Entries from a dataset:

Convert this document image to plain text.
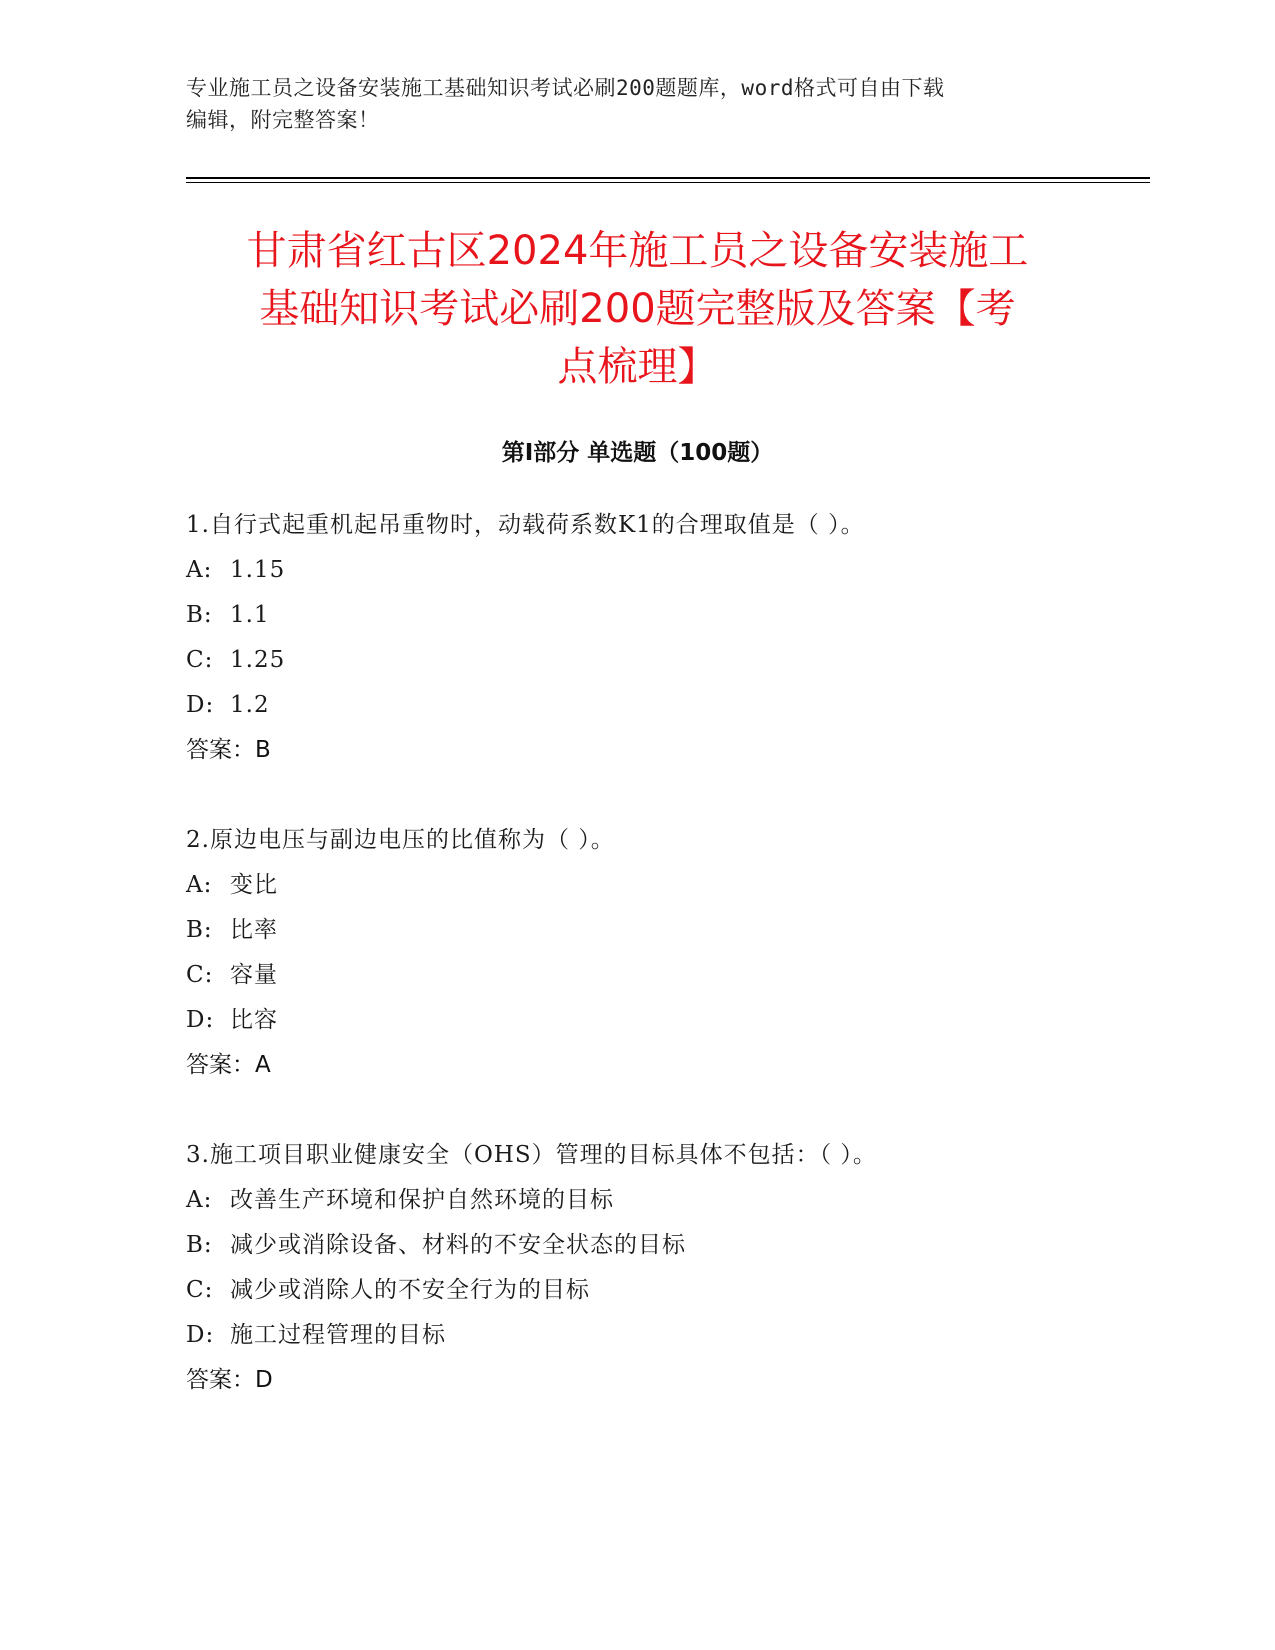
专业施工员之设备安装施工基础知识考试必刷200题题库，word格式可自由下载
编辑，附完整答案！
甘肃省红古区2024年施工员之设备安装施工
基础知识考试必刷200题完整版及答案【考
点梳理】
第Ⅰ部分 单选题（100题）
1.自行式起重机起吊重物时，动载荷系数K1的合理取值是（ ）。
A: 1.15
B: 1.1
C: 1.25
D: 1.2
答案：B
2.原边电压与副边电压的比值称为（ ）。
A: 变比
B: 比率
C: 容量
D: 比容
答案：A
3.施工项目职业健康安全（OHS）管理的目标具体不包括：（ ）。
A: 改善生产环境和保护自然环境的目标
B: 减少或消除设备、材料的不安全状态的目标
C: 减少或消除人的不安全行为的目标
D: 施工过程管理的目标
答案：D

* * *

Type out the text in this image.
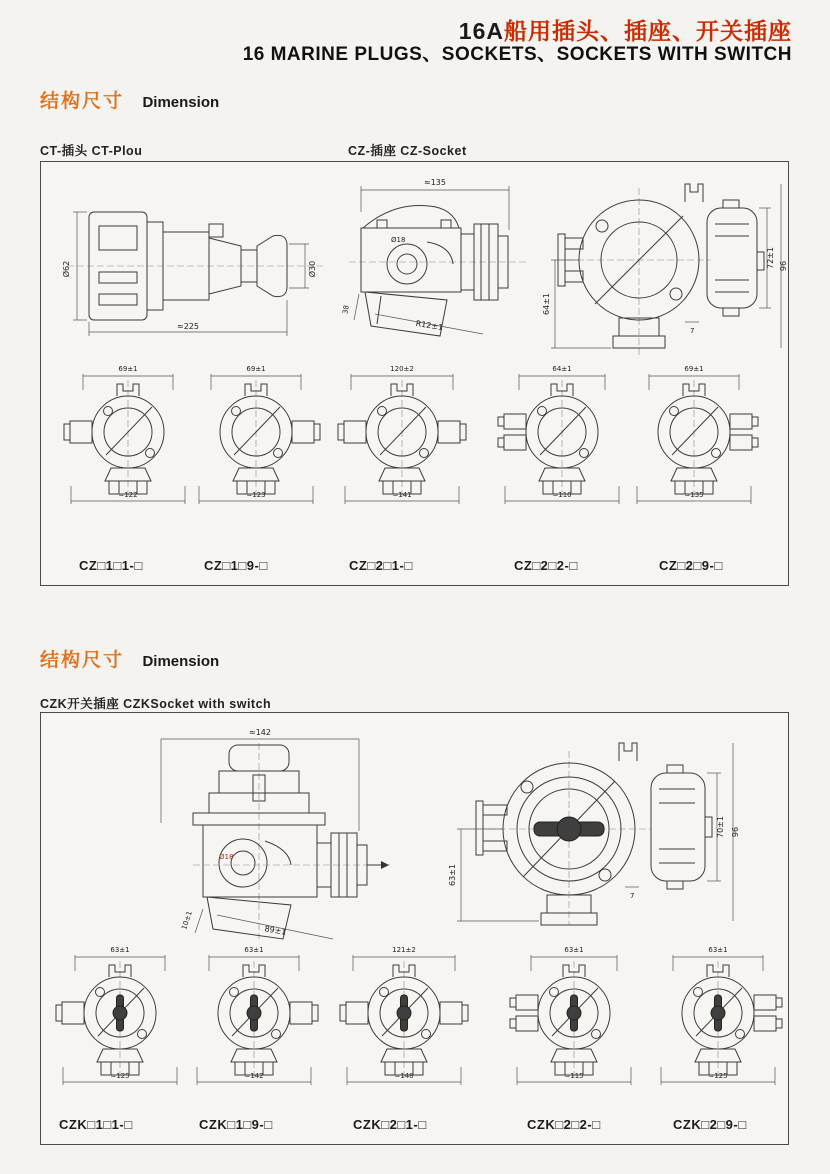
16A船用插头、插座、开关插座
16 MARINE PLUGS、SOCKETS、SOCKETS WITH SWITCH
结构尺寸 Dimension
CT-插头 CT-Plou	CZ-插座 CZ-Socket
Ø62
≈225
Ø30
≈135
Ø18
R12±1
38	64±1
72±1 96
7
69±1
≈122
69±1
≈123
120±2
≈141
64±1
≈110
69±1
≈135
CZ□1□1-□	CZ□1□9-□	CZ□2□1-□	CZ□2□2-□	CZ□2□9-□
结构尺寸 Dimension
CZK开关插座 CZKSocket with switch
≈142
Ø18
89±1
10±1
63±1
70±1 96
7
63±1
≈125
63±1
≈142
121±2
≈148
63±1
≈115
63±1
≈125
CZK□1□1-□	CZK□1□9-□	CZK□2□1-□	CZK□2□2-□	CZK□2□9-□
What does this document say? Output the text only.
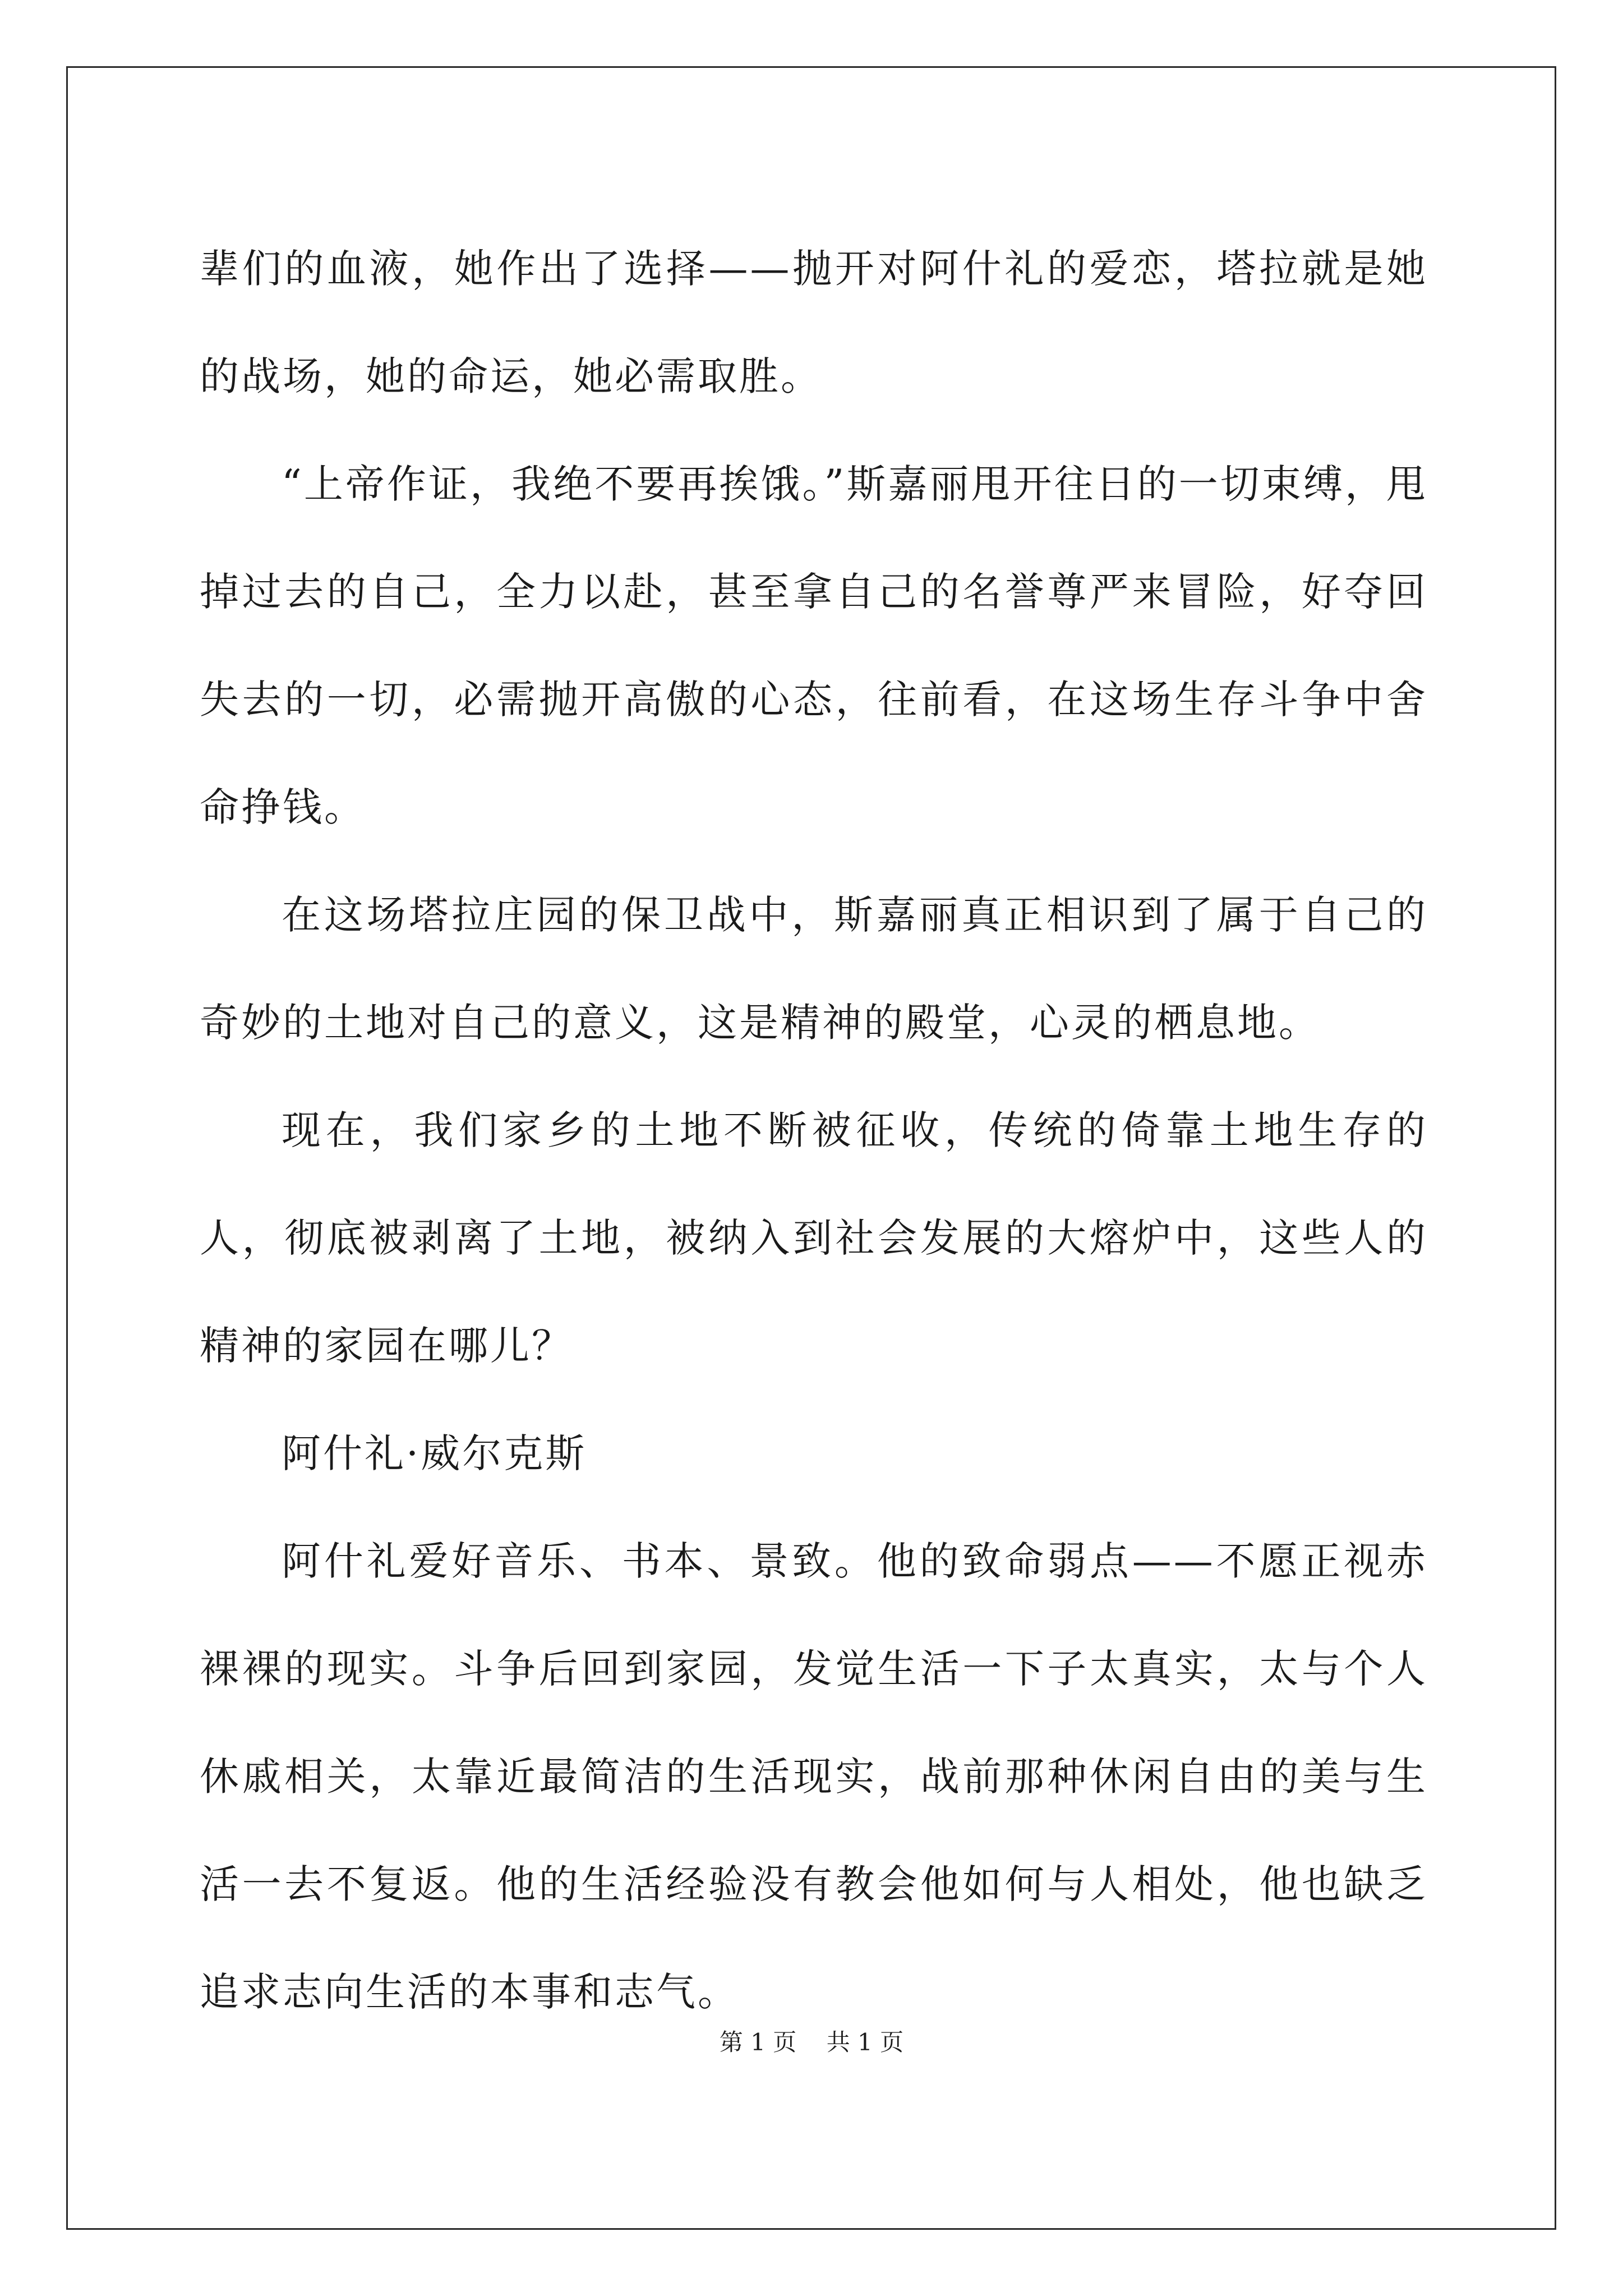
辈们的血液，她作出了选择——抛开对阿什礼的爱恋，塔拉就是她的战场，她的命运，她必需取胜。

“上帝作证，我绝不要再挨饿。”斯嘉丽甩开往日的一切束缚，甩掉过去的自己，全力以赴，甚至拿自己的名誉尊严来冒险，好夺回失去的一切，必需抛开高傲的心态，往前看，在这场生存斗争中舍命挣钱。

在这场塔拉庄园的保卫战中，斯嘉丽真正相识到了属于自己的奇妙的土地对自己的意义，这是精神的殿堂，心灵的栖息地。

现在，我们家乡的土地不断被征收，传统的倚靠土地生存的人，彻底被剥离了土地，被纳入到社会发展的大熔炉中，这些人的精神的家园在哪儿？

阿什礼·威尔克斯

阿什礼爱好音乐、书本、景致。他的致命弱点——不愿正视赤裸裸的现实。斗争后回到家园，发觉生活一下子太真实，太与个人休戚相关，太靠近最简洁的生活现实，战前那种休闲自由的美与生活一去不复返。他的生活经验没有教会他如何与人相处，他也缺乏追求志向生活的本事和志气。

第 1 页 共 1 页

What you need to do: From the data above, copy each line that has the string "document".

Output below:
Convert this document image to plain text.
What does this document say? Output the text only.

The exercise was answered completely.